** WORK INSTRUCTIONS **
Print the listing that follows, character for character.

________________________________________

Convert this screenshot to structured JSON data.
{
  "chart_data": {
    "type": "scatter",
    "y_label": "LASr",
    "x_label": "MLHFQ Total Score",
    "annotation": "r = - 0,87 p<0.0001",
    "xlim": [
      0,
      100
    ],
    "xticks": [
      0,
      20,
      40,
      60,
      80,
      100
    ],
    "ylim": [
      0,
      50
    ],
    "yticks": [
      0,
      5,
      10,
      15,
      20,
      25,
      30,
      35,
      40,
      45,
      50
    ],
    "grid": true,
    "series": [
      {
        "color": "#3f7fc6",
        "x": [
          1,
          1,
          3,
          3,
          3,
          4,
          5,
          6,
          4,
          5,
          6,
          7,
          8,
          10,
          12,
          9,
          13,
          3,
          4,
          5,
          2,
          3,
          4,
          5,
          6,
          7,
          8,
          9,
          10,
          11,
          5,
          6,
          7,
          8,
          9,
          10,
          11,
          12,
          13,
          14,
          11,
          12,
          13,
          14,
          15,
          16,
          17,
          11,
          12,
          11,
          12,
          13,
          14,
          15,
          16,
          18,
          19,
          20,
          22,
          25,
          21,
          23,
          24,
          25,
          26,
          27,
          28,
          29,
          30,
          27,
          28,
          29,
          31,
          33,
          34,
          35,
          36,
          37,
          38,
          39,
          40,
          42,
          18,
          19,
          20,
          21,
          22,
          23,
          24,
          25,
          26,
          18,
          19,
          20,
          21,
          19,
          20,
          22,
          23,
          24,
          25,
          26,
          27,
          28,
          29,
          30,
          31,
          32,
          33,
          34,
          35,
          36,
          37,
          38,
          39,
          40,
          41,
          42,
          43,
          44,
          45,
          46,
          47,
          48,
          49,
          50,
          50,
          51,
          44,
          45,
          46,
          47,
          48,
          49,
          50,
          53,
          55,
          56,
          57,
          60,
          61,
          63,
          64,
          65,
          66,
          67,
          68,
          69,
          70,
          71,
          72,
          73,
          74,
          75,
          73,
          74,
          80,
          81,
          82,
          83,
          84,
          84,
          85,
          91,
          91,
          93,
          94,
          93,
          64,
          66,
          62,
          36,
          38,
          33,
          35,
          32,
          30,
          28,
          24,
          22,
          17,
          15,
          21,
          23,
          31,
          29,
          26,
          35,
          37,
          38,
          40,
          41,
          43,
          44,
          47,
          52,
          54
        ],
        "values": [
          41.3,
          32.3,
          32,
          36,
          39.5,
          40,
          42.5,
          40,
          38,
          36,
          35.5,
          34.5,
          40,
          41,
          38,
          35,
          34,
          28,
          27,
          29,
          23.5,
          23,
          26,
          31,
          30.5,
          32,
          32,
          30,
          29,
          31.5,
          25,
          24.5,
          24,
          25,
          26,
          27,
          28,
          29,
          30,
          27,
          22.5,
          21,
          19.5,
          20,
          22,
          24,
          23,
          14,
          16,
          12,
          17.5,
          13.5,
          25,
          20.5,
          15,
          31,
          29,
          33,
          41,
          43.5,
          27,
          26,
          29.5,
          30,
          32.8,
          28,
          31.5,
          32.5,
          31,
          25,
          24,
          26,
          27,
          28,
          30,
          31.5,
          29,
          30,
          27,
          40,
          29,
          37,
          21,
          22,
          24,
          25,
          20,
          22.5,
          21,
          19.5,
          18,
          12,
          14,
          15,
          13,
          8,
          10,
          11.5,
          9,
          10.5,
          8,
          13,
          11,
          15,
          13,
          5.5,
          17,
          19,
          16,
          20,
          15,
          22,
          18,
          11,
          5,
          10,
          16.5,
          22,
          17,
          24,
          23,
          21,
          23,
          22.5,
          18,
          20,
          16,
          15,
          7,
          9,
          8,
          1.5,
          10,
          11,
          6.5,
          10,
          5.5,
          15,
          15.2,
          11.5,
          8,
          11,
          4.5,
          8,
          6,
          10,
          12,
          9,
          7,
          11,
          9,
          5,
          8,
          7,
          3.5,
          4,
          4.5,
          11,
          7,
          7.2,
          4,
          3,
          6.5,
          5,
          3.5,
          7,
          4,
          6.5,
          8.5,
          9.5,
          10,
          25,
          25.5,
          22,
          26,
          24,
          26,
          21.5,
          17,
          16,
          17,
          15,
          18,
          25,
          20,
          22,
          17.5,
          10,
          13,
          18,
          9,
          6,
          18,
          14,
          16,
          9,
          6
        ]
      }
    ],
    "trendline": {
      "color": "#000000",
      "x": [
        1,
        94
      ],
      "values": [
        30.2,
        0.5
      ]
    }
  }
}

________________________________________

** RESPONSE FOR THIS EXERCISE **
Convert this screenshot to structured JSON data.
{
  "chart_data": {
    "type": "scatter",
    "y_label": "LASr",
    "x_label": "MLHFQ Total Score",
    "annotation": "r = - 0,87 p<0.0001",
    "xlim": [
      0,
      100
    ],
    "xticks": [
      0,
      20,
      40,
      60,
      80,
      100
    ],
    "ylim": [
      0,
      50
    ],
    "yticks": [
      0,
      5,
      10,
      15,
      20,
      25,
      30,
      35,
      40,
      45,
      50
    ],
    "grid": true,
    "series": [
      {
        "color": "#3f7fc6",
        "x": [
          1,
          1,
          3,
          3,
          3,
          4,
          5,
          6,
          4,
          5,
          6,
          7,
          8,
          10,
          12,
          9,
          13,
          3,
          4,
          5,
          2,
          3,
          4,
          5,
          6,
          7,
          8,
          9,
          10,
          11,
          5,
          6,
          7,
          8,
          9,
          10,
          11,
          12,
          13,
          14,
          11,
          12,
          13,
          14,
          15,
          16,
          17,
          11,
          12,
          11,
          12,
          13,
          14,
          15,
          16,
          18,
          19,
          20,
          22,
          25,
          21,
          23,
          24,
          25,
          26,
          27,
          28,
          29,
          30,
          27,
          28,
          29,
          31,
          33,
          34,
          35,
          36,
          37,
          38,
          39,
          40,
          42,
          18,
          19,
          20,
          21,
          22,
          23,
          24,
          25,
          26,
          18,
          19,
          20,
          21,
          19,
          20,
          22,
          23,
          24,
          25,
          26,
          27,
          28,
          29,
          30,
          31,
          32,
          33,
          34,
          35,
          36,
          37,
          38,
          39,
          40,
          41,
          42,
          43,
          44,
          45,
          46,
          47,
          48,
          49,
          50,
          50,
          51,
          44,
          45,
          46,
          47,
          48,
          49,
          50,
          53,
          55,
          56,
          57,
          60,
          61,
          63,
          64,
          65,
          66,
          67,
          68,
          69,
          70,
          71,
          72,
          73,
          74,
          75,
          73,
          74,
          80,
          81,
          82,
          83,
          84,
          84,
          85,
          91,
          91,
          93,
          94,
          93,
          64,
          66,
          62,
          36,
          38,
          33,
          35,
          32,
          30,
          28,
          24,
          22,
          17,
          15,
          21,
          23,
          31,
          29,
          26,
          35,
          37,
          38,
          40,
          41,
          43,
          44,
          47,
          52,
          54
        ],
        "values": [
          41.3,
          32.3,
          32,
          36,
          39.5,
          40,
          42.5,
          40,
          38,
          36,
          35.5,
          34.5,
          40,
          41,
          38,
          35,
          34,
          28,
          27,
          29,
          23.5,
          23,
          26,
          31,
          30.5,
          32,
          32,
          30,
          29,
          31.5,
          25,
          24.5,
          24,
          25,
          26,
          27,
          28,
          29,
          30,
          27,
          22.5,
          21,
          19.5,
          20,
          22,
          24,
          23,
          14,
          16,
          12,
          17.5,
          13.5,
          25,
          20.5,
          15,
          31,
          29,
          33,
          41,
          43.5,
          27,
          26,
          29.5,
          30,
          32.8,
          28,
          31.5,
          32.5,
          31,
          25,
          24,
          26,
          27,
          28,
          30,
          31.5,
          29,
          30,
          27,
          40,
          29,
          37,
          21,
          22,
          24,
          25,
          20,
          22.5,
          21,
          19.5,
          18,
          12,
          14,
          15,
          13,
          8,
          10,
          11.5,
          9,
          10.5,
          8,
          13,
          11,
          15,
          13,
          5.5,
          17,
          19,
          16,
          20,
          15,
          22,
          18,
          11,
          5,
          10,
          16.5,
          22,
          17,
          24,
          23,
          21,
          23,
          22.5,
          18,
          20,
          16,
          15,
          7,
          9,
          8,
          1.5,
          10,
          11,
          6.5,
          10,
          5.5,
          15,
          15.2,
          11.5,
          8,
          11,
          4.5,
          8,
          6,
          10,
          12,
          9,
          7,
          11,
          9,
          5,
          8,
          7,
          3.5,
          4,
          4.5,
          11,
          7,
          7.2,
          4,
          3,
          6.5,
          5,
          3.5,
          7,
          4,
          6.5,
          8.5,
          9.5,
          10,
          25,
          25.5,
          22,
          26,
          24,
          26,
          21.5,
          17,
          16,
          17,
          15,
          18,
          25,
          20,
          22,
          17.5,
          10,
          13,
          18,
          9,
          6,
          18,
          14,
          16,
          9,
          6
        ]
      }
    ],
    "trendline": {
      "color": "#000000",
      "x": [
        1,
        94
      ],
      "values": [
        30.2,
        0.5
      ]
    }
  }
}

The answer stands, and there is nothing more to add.